_WHAT YOU SHOULD DO_
The listing below should be printed exactly, every line of it. Skip the pictures.

_DATA ROWS_
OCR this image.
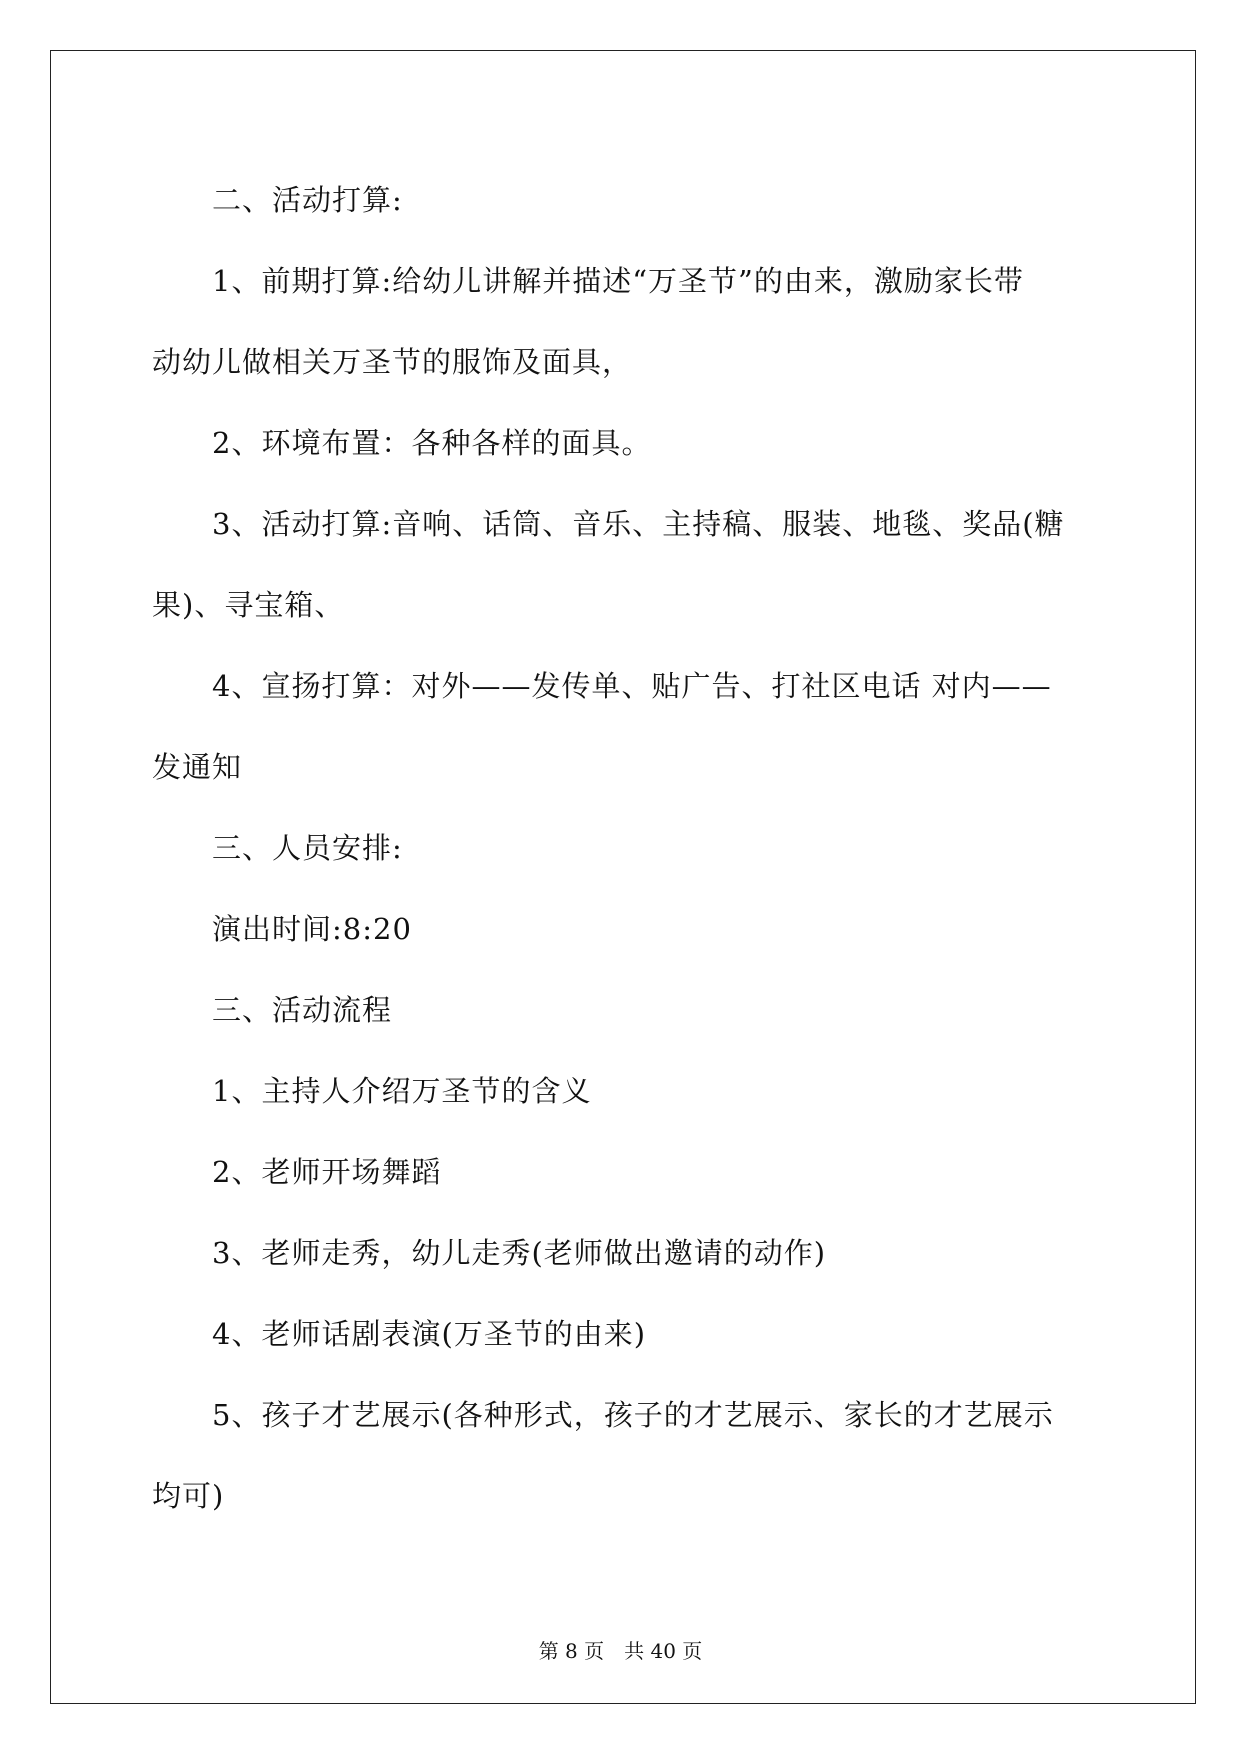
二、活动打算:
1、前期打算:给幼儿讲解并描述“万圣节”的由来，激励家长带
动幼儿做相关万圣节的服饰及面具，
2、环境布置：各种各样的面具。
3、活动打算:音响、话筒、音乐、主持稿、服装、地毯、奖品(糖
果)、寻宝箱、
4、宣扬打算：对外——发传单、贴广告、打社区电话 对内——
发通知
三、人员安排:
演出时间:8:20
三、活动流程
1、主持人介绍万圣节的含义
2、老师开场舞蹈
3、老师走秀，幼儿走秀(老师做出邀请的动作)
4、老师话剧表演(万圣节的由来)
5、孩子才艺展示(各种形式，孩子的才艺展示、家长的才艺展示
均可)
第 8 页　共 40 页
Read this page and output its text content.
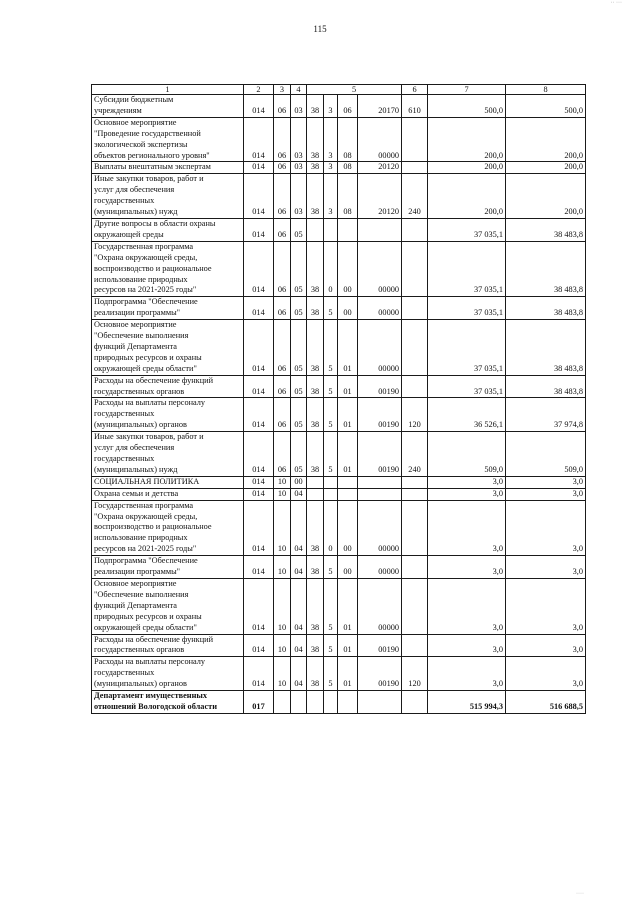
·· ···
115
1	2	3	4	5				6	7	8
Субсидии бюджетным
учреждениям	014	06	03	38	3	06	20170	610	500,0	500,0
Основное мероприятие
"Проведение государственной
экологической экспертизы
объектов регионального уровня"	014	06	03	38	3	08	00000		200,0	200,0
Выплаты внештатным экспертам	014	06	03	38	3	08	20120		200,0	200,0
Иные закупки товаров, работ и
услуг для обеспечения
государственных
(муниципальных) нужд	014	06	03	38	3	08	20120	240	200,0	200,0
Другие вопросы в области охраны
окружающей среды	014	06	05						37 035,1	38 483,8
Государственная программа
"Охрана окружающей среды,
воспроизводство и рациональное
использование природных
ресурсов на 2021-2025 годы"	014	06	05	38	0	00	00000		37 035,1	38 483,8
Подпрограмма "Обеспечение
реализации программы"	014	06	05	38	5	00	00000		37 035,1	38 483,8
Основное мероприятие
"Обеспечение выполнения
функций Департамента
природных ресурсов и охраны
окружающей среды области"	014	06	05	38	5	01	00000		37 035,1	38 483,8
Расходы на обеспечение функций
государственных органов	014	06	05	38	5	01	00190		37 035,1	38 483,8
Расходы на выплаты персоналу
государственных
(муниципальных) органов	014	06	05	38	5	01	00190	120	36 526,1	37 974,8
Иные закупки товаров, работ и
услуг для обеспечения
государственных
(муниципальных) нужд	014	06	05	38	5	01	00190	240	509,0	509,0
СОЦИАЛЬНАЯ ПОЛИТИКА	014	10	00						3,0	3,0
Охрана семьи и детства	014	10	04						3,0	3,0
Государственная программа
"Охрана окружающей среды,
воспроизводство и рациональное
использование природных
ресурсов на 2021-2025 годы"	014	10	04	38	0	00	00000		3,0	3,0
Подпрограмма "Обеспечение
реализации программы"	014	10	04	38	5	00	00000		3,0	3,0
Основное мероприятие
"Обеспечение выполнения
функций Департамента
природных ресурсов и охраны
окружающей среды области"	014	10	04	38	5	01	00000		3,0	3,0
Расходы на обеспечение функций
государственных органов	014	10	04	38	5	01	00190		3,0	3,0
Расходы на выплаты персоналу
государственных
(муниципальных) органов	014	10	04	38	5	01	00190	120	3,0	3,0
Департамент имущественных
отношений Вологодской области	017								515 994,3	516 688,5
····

_FINISHED EXERCISE_
OCR this image.
二、活动打算:
1、前期打算:给幼儿讲解并描述“万圣节”的由来，激励家长带
动幼儿做相关万圣节的服饰及面具，
2、环境布置：各种各样的面具。
3、活动打算:音响、话筒、音乐、主持稿、服装、地毯、奖品(糖
果)、寻宝箱、
4、宣扬打算：对外——发传单、贴广告、打社区电话 对内——
发通知
三、人员安排:
演出时间:8:20
三、活动流程
1、主持人介绍万圣节的含义
2、老师开场舞蹈
3、老师走秀，幼儿走秀(老师做出邀请的动作)
4、老师话剧表演(万圣节的由来)
5、孩子才艺展示(各种形式，孩子的才艺展示、家长的才艺展示
均可)
第 8 页　共 40 页
Read this page and output its text content.
·· ···
115
1	2	3	4	5				6	7	8
Субсидии бюджетным
учреждениям	014	06	03	38	3	06	20170	610	500,0	500,0
Основное мероприятие
"Проведение государственной
экологической экспертизы
объектов регионального уровня"	014	06	03	38	3	08	00000		200,0	200,0
Выплаты внештатным экспертам	014	06	03	38	3	08	20120		200,0	200,0
Иные закупки товаров, работ и
услуг для обеспечения
государственных
(муниципальных) нужд	014	06	03	38	3	08	20120	240	200,0	200,0
Другие вопросы в области охраны
окружающей среды	014	06	05						37 035,1	38 483,8
Государственная программа
"Охрана окружающей среды,
воспроизводство и рациональное
использование природных
ресурсов на 2021-2025 годы"	014	06	05	38	0	00	00000		37 035,1	38 483,8
Подпрограмма "Обеспечение
реализации программы"	014	06	05	38	5	00	00000		37 035,1	38 483,8
Основное мероприятие
"Обеспечение выполнения
функций Департамента
природных ресурсов и охраны
окружающей среды области"	014	06	05	38	5	01	00000		37 035,1	38 483,8
Расходы на обеспечение функций
государственных органов	014	06	05	38	5	01	00190		37 035,1	38 483,8
Расходы на выплаты персоналу
государственных
(муниципальных) органов	014	06	05	38	5	01	00190	120	36 526,1	37 974,8
Иные закупки товаров, работ и
услуг для обеспечения
государственных
(муниципальных) нужд	014	06	05	38	5	01	00190	240	509,0	509,0
СОЦИАЛЬНАЯ ПОЛИТИКА	014	10	00						3,0	3,0
Охрана семьи и детства	014	10	04						3,0	3,0
Государственная программа
"Охрана окружающей среды,
воспроизводство и рациональное
использование природных
ресурсов на 2021-2025 годы"	014	10	04	38	0	00	00000		3,0	3,0
Подпрограмма "Обеспечение
реализации программы"	014	10	04	38	5	00	00000		3,0	3,0
Основное мероприятие
"Обеспечение выполнения
функций Департамента
природных ресурсов и охраны
окружающей среды области"	014	10	04	38	5	01	00000		3,0	3,0
Расходы на обеспечение функций
государственных органов	014	10	04	38	5	01	00190		3,0	3,0
Расходы на выплаты персоналу
государственных
(муниципальных) органов	014	10	04	38	5	01	00190	120	3,0	3,0
Департамент имущественных
отношений Вологодской области	017								515 994,3	516 688,5
····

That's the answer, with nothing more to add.